Given instruction: Return all lines with the word "Биохимия" in them.

Dataset entries:
▶

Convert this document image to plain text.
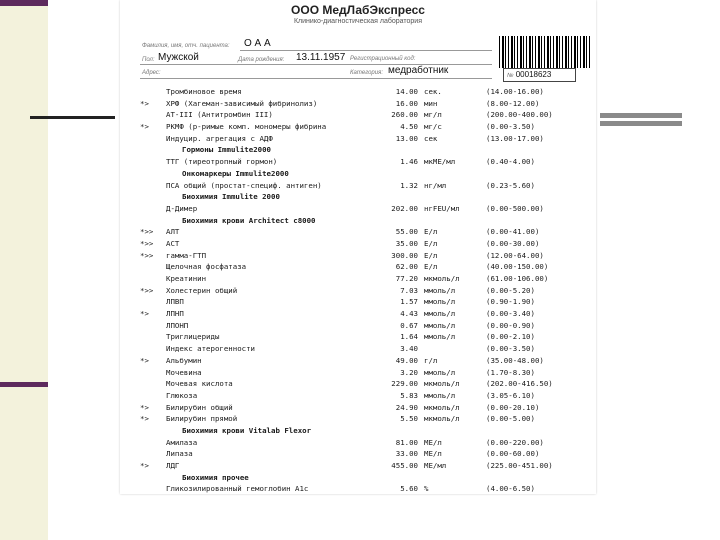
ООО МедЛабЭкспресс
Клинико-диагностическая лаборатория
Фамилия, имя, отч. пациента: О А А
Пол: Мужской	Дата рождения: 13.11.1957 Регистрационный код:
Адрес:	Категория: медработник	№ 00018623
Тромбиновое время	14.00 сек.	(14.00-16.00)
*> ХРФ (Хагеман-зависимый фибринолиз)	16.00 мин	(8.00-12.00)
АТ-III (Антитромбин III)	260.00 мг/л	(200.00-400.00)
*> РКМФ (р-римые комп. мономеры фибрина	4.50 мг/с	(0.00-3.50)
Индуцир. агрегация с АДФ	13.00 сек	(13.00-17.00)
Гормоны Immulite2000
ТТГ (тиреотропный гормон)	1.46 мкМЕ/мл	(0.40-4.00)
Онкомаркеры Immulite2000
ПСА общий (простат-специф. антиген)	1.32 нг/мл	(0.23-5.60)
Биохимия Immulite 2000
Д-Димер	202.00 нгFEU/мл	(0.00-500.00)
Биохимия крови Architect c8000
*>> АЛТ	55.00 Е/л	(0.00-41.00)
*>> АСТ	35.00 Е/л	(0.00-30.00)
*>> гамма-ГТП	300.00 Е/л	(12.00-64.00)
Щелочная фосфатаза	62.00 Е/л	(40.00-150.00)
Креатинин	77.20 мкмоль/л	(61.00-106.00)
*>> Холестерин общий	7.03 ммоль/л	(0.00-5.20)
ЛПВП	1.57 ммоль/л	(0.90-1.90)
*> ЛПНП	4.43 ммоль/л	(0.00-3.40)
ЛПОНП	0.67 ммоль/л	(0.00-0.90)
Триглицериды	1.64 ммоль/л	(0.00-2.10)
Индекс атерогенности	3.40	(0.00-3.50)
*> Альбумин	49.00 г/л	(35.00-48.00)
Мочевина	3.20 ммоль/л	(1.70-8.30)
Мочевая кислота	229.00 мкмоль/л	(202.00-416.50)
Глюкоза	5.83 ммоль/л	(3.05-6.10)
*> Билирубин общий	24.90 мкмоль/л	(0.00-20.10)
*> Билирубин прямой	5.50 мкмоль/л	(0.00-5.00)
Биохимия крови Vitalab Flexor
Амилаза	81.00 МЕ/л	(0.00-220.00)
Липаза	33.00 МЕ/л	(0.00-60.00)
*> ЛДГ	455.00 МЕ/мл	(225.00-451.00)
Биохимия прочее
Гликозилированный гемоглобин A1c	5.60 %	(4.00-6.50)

◀
▶

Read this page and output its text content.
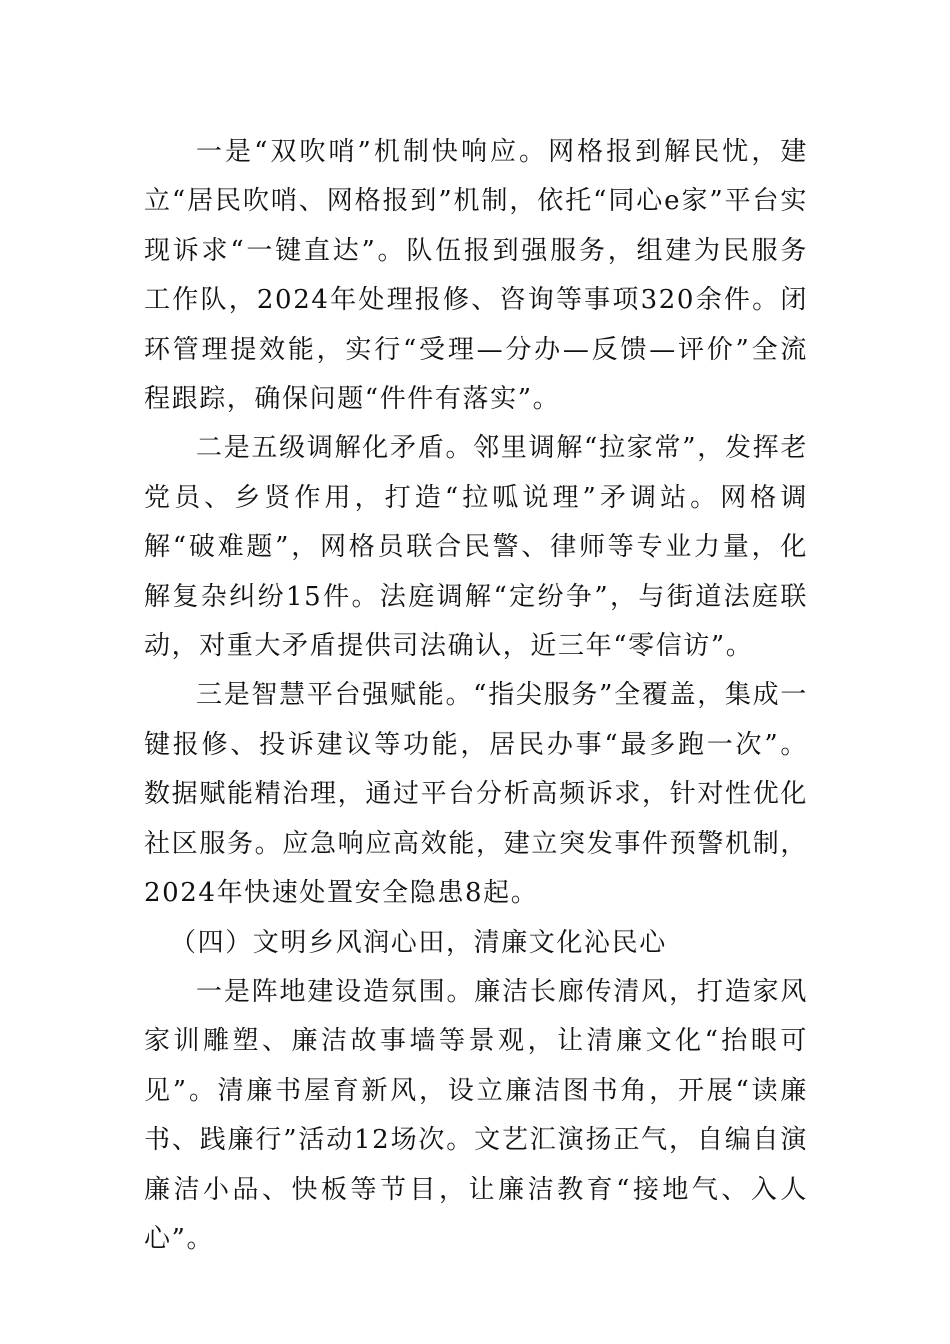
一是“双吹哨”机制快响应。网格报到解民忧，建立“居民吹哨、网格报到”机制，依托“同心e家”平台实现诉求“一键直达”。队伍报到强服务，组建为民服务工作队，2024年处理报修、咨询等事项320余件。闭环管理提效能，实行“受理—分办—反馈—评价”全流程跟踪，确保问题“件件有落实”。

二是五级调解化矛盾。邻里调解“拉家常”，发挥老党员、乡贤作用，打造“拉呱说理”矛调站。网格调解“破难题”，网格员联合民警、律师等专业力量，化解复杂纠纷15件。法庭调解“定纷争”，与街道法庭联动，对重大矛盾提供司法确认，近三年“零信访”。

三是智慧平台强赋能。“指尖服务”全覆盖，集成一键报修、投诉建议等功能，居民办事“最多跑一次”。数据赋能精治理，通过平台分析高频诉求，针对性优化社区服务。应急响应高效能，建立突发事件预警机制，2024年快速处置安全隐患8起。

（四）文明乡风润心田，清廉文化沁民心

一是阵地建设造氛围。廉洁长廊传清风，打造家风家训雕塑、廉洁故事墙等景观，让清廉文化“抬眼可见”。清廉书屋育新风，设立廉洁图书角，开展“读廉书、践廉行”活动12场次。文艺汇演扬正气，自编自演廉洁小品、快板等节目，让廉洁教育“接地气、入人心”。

◀

Written response:
Биохимия Immulite 2000
Биохимия крови Architect c8000
Биохимия крови Vitalab Flexor
Биохимия прочее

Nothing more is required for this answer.